Challenge
Extract the full set of records, then give each one again exactly.

Information given
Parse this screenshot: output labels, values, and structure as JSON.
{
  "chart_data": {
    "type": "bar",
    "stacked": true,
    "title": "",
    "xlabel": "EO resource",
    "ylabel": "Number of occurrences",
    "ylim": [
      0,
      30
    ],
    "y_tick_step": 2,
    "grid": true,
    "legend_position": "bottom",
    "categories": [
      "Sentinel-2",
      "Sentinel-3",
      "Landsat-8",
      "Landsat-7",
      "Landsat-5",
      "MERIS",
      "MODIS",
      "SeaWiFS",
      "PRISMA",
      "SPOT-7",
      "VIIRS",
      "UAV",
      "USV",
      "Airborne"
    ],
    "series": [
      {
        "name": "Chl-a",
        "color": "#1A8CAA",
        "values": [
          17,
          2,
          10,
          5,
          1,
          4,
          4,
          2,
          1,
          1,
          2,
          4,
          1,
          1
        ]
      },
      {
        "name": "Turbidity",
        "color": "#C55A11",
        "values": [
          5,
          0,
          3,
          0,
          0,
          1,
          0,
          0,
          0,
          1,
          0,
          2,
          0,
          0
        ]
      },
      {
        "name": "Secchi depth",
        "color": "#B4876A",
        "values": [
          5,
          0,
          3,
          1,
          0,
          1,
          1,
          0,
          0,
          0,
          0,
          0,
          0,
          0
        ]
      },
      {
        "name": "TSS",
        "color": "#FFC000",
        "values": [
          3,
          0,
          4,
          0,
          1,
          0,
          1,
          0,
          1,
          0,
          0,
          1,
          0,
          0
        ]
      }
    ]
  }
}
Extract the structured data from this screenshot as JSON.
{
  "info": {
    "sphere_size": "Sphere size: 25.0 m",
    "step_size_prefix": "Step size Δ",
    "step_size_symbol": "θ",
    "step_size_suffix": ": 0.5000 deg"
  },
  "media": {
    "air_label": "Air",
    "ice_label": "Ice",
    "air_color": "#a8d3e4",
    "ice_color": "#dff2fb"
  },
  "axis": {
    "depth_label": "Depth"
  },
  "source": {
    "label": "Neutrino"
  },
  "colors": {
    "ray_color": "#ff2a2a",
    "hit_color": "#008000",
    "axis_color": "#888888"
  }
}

Exercise response
Parse this screenshot: output labels, values, and structure as JSON.
{
  "chart_data": {
    "type": "bar",
    "stacked": true,
    "title": "",
    "xlabel": "EO resource",
    "ylabel": "Number of occurrences",
    "ylim": [
      0,
      30
    ],
    "y_tick_step": 2,
    "grid": true,
    "legend_position": "bottom",
    "categories": [
      "Sentinel-2",
      "Sentinel-3",
      "Landsat-8",
      "Landsat-7",
      "Landsat-5",
      "MERIS",
      "MODIS",
      "SeaWiFS",
      "PRISMA",
      "SPOT-7",
      "VIIRS",
      "UAV",
      "USV",
      "Airborne"
    ],
    "series": [
      {
        "name": "Chl-a",
        "color": "#1A8CAA",
        "values": [
          17,
          2,
          10,
          5,
          1,
          4,
          4,
          2,
          1,
          1,
          2,
          4,
          1,
          1
        ]
      },
      {
        "name": "Turbidity",
        "color": "#C55A11",
        "values": [
          5,
          0,
          3,
          0,
          0,
          1,
          0,
          0,
          0,
          1,
          0,
          2,
          0,
          0
        ]
      },
      {
        "name": "Secchi depth",
        "color": "#B4876A",
        "values": [
          5,
          0,
          3,
          1,
          0,
          1,
          1,
          0,
          0,
          0,
          0,
          0,
          0,
          0
        ]
      },
      {
        "name": "TSS",
        "color": "#FFC000",
        "values": [
          3,
          0,
          4,
          0,
          1,
          0,
          1,
          0,
          1,
          0,
          0,
          1,
          0,
          0
        ]
      }
    ]
  }
}
Extract the structured data from this screenshot as JSON.
{
  "info": {
    "sphere_size": "Sphere size: 25.0 m",
    "step_size_prefix": "Step size Δ",
    "step_size_symbol": "θ",
    "step_size_suffix": ": 0.5000 deg"
  },
  "media": {
    "air_label": "Air",
    "ice_label": "Ice",
    "air_color": "#a8d3e4",
    "ice_color": "#dff2fb"
  },
  "axis": {
    "depth_label": "Depth"
  },
  "source": {
    "label": "Neutrino"
  },
  "colors": {
    "ray_color": "#ff2a2a",
    "hit_color": "#008000",
    "axis_color": "#888888"
  }
}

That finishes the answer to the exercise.